* _Written instruction_: For each line that holds "velocity", copy the line out.
--- start of Supplied material ---
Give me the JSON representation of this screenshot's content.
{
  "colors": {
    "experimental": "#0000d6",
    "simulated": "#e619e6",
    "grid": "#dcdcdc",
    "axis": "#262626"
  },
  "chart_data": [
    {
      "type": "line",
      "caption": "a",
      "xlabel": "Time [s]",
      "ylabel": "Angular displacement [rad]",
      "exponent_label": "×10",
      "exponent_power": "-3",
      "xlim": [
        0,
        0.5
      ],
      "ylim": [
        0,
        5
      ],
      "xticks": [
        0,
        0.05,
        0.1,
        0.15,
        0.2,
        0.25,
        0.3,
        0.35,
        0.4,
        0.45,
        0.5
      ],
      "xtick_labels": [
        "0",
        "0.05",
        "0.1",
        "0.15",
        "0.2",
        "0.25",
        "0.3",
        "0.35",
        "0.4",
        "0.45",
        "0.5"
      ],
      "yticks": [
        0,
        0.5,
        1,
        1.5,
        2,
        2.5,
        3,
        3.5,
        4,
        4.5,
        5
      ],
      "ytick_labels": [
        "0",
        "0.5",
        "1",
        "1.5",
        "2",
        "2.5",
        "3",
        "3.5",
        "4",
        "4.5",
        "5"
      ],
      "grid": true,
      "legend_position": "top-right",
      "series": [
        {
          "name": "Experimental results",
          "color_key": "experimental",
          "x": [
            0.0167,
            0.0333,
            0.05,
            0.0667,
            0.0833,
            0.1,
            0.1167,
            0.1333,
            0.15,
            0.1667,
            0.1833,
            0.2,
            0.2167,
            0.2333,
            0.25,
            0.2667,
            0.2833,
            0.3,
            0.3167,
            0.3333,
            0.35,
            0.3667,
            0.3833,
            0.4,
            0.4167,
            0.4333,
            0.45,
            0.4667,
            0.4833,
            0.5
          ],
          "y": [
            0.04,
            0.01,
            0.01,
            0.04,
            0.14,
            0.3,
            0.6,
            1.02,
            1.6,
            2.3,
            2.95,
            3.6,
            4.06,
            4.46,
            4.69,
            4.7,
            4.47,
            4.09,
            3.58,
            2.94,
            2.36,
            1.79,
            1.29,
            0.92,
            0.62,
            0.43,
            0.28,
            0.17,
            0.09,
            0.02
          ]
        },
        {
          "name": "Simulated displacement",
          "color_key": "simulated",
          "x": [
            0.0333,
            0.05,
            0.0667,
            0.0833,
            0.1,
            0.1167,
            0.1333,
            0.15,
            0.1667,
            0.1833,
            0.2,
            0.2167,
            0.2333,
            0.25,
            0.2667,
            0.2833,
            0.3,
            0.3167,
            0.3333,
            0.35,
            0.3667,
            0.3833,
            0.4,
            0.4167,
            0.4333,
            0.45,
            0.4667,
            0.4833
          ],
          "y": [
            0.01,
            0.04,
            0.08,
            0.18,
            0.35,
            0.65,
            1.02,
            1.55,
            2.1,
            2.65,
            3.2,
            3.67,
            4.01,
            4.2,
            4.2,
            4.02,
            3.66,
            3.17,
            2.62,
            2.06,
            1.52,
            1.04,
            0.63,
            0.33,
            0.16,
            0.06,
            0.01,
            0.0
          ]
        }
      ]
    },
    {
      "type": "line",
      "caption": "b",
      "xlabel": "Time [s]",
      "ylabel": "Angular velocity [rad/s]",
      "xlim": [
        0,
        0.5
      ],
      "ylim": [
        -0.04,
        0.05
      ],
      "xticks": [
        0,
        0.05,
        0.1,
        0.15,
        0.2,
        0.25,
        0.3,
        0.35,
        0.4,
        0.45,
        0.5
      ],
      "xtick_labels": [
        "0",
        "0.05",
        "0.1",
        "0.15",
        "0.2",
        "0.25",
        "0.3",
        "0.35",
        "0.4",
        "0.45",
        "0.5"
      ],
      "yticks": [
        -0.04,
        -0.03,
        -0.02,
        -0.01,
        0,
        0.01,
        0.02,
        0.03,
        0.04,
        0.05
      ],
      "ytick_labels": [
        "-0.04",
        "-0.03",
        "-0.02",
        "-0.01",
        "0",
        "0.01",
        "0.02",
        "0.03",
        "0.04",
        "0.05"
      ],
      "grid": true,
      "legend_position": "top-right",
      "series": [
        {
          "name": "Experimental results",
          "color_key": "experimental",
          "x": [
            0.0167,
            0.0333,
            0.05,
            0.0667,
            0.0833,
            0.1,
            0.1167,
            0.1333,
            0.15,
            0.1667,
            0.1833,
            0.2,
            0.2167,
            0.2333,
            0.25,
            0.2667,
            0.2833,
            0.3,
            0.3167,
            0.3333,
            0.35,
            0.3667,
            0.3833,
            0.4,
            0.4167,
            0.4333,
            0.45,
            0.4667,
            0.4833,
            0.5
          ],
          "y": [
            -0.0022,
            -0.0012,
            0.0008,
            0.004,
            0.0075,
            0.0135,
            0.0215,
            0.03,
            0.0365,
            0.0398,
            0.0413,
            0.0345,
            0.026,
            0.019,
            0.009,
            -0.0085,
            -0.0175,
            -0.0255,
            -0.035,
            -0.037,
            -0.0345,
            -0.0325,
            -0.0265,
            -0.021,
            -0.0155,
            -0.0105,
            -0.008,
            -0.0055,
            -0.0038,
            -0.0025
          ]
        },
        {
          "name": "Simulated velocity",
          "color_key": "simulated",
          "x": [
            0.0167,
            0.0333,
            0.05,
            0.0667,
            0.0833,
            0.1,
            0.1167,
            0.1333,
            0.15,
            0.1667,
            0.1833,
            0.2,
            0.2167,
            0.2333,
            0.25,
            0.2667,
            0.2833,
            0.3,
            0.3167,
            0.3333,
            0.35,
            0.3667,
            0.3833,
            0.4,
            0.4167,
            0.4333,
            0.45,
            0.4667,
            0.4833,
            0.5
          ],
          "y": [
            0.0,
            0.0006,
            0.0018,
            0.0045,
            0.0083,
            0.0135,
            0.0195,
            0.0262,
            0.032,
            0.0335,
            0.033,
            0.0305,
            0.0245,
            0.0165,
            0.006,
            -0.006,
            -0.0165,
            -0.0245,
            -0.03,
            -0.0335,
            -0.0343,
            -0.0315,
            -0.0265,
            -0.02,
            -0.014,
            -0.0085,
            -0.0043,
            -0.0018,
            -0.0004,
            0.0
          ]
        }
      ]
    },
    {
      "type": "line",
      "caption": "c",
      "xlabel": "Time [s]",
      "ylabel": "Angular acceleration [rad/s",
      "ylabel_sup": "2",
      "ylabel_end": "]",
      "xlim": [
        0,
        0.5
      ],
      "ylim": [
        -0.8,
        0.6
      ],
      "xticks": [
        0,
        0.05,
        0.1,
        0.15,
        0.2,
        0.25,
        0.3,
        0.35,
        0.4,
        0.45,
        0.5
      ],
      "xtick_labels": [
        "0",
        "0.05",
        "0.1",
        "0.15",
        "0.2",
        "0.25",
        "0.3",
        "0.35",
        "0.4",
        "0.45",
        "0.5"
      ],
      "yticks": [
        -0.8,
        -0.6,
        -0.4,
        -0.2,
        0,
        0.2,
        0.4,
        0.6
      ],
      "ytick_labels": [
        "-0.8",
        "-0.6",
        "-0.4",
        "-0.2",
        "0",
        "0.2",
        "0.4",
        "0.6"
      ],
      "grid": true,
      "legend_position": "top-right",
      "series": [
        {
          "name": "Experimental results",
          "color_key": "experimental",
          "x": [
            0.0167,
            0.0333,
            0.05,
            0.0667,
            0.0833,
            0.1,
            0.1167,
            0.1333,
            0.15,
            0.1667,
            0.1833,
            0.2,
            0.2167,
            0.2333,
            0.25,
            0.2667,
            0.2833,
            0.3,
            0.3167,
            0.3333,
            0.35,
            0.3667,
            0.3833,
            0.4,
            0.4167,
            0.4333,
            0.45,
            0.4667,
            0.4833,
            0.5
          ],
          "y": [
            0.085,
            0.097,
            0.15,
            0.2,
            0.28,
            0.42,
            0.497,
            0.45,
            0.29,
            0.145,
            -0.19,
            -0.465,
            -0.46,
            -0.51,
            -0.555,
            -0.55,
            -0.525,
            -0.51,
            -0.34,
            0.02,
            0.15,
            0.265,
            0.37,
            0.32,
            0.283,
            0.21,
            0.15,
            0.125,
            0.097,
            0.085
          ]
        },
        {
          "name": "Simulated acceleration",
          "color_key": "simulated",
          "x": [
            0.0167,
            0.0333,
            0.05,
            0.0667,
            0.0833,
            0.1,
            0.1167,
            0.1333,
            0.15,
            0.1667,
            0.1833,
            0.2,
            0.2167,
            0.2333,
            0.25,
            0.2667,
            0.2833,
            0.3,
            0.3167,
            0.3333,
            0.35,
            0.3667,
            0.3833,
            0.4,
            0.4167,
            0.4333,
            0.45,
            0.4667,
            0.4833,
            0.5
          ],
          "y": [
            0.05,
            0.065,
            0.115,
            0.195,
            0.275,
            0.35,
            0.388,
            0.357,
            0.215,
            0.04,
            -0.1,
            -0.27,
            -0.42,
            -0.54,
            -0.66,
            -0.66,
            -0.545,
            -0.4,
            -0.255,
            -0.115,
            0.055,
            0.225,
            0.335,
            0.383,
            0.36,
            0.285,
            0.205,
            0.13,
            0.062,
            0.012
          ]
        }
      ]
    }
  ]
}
--- end of Supplied material ---
* _Response to this task_:
      "ylabel": "Angular velocity [rad/s]",
          "name": "Simulated velocity",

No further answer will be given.